Figure contents as structured data

───

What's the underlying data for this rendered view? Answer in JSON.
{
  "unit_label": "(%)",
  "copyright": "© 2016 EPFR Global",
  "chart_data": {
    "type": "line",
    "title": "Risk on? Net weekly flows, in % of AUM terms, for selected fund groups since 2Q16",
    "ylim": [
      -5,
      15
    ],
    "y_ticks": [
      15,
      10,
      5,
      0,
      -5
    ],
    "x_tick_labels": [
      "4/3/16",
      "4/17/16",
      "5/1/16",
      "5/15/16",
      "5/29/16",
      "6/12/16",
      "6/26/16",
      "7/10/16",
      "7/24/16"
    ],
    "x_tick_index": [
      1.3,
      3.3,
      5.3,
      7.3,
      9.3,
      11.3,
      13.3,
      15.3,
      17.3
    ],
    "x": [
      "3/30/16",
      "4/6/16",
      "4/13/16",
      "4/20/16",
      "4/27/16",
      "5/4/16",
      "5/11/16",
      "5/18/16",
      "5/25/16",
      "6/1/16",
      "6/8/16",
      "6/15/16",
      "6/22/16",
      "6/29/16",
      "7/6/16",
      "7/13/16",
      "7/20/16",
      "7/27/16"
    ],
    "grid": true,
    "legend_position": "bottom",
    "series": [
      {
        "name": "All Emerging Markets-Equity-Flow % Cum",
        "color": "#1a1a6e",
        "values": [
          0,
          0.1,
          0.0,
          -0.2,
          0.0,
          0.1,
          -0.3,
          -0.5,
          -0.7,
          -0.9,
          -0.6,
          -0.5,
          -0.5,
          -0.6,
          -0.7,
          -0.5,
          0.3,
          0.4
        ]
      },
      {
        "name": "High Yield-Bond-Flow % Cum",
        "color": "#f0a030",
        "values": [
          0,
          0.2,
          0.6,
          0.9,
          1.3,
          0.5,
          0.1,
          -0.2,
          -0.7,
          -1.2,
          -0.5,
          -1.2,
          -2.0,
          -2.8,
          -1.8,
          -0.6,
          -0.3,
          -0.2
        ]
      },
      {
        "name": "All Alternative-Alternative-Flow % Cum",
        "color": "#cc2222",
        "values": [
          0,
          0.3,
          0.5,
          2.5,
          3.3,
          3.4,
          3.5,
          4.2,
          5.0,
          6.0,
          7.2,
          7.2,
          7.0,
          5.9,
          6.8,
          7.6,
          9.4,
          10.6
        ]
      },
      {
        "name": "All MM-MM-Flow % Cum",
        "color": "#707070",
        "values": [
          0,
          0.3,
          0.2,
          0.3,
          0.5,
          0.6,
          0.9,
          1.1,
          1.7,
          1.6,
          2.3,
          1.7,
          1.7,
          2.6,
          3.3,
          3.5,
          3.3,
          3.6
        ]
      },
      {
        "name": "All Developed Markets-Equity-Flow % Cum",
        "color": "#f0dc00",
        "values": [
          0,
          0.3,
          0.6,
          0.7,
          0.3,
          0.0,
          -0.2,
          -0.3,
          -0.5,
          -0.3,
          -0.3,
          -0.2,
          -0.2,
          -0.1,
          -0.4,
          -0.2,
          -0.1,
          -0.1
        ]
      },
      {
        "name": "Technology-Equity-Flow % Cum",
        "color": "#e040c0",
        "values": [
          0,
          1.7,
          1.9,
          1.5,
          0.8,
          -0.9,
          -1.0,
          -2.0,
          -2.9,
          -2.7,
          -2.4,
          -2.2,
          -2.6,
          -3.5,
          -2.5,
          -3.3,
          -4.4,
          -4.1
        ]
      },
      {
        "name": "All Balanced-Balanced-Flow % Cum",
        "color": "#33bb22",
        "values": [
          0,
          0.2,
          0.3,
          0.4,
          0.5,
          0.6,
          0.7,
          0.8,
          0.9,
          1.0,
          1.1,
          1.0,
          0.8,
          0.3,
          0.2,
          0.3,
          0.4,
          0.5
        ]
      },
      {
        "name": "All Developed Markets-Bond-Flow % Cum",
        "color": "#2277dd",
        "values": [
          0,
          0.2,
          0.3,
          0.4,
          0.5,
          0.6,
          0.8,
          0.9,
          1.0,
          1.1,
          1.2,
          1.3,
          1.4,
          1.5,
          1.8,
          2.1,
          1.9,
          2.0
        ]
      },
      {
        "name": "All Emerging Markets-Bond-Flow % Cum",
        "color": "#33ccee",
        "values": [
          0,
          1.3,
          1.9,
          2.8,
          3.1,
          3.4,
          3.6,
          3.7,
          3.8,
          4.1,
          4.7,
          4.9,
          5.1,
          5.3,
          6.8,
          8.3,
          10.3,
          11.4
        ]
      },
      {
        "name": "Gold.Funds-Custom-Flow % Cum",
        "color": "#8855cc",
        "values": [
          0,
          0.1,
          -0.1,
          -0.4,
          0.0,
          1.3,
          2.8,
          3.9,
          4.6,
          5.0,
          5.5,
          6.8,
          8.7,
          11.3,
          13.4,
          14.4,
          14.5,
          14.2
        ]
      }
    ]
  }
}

───

Task brief:
Where a line in the entries holds the word "color", copy that line.

Answer below:
        "color": "#1a1a6e",
        "color": "#f0a030",
        "color": "#cc2222",
        "color": "#707070",
        "color": "#f0dc00",
        "color": "#e040c0",
        "color": "#33bb22",
        "color": "#2277dd",
        "color": "#33ccee",
        "color": "#8855cc",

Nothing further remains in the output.